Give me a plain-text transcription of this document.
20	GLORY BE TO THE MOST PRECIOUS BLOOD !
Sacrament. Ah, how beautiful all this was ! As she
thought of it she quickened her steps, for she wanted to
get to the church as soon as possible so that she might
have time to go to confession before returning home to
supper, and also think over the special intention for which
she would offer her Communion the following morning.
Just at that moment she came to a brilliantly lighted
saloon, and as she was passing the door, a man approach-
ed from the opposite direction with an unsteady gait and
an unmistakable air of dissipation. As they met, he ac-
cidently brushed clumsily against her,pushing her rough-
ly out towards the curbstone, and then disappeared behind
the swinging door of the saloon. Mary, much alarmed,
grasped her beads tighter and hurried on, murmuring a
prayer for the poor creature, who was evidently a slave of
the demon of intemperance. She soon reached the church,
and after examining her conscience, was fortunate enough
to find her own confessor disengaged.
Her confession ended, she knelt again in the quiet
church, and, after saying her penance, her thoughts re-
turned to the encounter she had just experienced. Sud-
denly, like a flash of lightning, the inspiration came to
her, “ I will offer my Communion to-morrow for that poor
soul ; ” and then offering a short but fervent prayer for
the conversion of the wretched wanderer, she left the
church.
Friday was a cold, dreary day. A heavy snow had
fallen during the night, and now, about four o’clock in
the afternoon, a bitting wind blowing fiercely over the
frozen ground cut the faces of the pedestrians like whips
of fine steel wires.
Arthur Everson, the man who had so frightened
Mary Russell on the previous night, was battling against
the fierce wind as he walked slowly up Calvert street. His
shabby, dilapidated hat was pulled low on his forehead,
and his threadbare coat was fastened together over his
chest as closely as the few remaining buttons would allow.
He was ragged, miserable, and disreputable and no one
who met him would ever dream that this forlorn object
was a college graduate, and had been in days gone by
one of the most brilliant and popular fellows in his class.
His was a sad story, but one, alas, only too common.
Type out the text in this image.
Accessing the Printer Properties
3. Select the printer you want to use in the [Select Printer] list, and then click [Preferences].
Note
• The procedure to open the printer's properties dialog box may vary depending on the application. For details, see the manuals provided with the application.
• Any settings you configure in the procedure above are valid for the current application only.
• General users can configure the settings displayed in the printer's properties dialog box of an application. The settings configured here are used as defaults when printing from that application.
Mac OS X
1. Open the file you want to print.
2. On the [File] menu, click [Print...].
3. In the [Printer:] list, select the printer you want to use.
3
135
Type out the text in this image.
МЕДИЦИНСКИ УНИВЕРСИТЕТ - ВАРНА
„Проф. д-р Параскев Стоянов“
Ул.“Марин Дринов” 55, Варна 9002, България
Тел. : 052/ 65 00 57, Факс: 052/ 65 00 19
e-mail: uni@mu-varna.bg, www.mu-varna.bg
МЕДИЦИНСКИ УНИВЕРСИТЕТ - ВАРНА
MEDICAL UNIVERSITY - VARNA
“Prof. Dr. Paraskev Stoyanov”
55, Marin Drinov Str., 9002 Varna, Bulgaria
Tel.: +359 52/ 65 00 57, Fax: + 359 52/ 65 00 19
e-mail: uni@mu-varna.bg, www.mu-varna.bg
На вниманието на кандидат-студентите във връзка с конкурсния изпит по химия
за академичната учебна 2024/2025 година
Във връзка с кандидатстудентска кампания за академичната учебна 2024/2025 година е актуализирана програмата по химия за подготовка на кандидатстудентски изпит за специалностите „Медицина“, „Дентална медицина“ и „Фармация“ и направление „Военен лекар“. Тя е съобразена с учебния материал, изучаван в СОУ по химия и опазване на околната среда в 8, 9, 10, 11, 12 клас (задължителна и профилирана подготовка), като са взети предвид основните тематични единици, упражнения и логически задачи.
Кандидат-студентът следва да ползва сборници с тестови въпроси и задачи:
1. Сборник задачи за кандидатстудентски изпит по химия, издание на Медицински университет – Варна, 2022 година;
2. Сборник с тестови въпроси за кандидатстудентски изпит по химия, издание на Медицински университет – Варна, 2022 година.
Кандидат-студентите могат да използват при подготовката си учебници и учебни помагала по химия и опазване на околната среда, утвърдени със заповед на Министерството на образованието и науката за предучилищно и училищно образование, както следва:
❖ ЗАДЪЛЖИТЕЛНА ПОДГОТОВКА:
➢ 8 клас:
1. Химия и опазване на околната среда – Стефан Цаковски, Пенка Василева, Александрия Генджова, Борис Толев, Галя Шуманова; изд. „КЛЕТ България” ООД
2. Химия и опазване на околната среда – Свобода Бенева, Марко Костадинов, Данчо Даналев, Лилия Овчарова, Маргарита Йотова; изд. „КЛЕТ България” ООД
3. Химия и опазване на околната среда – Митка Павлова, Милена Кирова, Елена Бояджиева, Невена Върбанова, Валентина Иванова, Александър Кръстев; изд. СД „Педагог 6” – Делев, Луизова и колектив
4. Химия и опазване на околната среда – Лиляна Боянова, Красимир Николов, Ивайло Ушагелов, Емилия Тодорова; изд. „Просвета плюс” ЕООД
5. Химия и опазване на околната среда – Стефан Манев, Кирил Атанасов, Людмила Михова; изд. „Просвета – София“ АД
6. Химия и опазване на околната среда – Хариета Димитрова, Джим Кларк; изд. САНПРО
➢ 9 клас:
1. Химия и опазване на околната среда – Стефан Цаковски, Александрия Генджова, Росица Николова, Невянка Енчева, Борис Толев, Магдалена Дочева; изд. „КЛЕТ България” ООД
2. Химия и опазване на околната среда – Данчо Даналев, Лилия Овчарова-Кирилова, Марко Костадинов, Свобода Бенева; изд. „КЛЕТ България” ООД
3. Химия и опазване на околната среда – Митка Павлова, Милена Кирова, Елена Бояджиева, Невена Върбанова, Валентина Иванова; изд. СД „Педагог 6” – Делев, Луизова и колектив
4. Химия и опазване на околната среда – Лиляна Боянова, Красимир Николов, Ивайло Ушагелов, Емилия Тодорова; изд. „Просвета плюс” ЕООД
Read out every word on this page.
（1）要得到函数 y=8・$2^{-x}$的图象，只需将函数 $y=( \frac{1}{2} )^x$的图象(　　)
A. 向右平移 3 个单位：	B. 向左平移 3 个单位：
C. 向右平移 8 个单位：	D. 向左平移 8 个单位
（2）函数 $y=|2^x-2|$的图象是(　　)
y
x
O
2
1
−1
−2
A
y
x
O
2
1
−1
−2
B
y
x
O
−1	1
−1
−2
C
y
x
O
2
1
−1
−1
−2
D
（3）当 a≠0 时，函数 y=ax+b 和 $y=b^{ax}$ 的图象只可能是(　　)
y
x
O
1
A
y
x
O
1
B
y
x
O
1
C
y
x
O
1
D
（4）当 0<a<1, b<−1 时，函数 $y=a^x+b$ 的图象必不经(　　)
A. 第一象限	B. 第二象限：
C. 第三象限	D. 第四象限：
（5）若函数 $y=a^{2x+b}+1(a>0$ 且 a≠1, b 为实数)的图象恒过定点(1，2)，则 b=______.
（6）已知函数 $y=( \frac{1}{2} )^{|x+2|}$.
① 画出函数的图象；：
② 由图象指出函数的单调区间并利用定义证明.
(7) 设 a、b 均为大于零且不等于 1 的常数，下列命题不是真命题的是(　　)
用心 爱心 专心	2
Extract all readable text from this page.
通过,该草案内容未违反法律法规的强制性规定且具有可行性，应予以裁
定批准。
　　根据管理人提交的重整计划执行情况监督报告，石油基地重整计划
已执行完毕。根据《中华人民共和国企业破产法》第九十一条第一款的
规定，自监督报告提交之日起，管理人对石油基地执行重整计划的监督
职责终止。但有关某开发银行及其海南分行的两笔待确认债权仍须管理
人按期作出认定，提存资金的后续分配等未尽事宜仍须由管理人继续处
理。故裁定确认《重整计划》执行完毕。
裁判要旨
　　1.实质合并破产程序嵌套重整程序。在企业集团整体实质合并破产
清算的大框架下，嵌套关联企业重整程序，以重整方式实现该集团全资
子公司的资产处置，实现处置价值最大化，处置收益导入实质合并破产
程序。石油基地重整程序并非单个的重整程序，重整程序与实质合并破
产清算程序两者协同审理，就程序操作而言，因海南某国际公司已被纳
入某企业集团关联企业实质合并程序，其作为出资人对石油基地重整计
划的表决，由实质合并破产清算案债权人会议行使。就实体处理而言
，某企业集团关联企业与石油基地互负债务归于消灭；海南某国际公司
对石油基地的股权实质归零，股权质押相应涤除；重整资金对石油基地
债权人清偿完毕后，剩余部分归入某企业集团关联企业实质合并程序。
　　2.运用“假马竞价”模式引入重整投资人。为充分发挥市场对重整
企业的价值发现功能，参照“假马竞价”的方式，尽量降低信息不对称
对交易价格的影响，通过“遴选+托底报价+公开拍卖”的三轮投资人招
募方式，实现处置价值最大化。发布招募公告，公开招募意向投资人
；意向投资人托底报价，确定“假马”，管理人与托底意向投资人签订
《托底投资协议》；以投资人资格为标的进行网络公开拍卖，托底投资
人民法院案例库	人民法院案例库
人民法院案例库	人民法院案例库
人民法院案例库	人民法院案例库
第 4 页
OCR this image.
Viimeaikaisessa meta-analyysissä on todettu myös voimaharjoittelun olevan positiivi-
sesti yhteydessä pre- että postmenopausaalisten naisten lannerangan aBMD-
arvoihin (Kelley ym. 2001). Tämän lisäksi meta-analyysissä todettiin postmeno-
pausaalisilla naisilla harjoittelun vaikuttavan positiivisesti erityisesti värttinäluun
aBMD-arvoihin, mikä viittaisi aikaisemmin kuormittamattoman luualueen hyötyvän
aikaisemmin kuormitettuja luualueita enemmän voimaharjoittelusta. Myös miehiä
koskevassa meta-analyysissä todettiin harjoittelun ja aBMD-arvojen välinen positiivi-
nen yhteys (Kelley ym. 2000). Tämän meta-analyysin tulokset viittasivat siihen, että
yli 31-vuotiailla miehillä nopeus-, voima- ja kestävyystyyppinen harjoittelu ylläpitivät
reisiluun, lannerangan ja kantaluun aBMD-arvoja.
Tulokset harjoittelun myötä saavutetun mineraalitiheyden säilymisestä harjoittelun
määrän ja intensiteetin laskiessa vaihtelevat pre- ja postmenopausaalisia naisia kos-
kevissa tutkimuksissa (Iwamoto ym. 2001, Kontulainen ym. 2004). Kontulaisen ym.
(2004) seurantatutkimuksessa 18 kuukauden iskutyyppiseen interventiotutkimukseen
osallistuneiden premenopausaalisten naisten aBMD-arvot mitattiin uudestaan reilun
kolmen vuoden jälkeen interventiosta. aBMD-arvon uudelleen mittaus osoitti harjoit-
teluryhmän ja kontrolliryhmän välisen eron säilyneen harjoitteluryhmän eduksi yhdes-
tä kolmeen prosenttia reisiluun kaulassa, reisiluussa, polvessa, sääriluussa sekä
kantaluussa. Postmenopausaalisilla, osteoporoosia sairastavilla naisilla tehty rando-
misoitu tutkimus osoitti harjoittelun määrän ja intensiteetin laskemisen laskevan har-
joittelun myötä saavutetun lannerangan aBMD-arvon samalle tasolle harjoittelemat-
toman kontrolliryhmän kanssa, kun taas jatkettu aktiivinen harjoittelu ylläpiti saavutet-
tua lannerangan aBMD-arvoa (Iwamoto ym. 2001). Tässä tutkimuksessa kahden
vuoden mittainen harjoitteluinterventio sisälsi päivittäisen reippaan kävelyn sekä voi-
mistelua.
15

####################

• [GIVEN PROBLEM] Choose all lines containing the string "page" and copy them out.

• [EXERCISE ANSWER]
Read out every word on this page.
Extract all readable text from this page.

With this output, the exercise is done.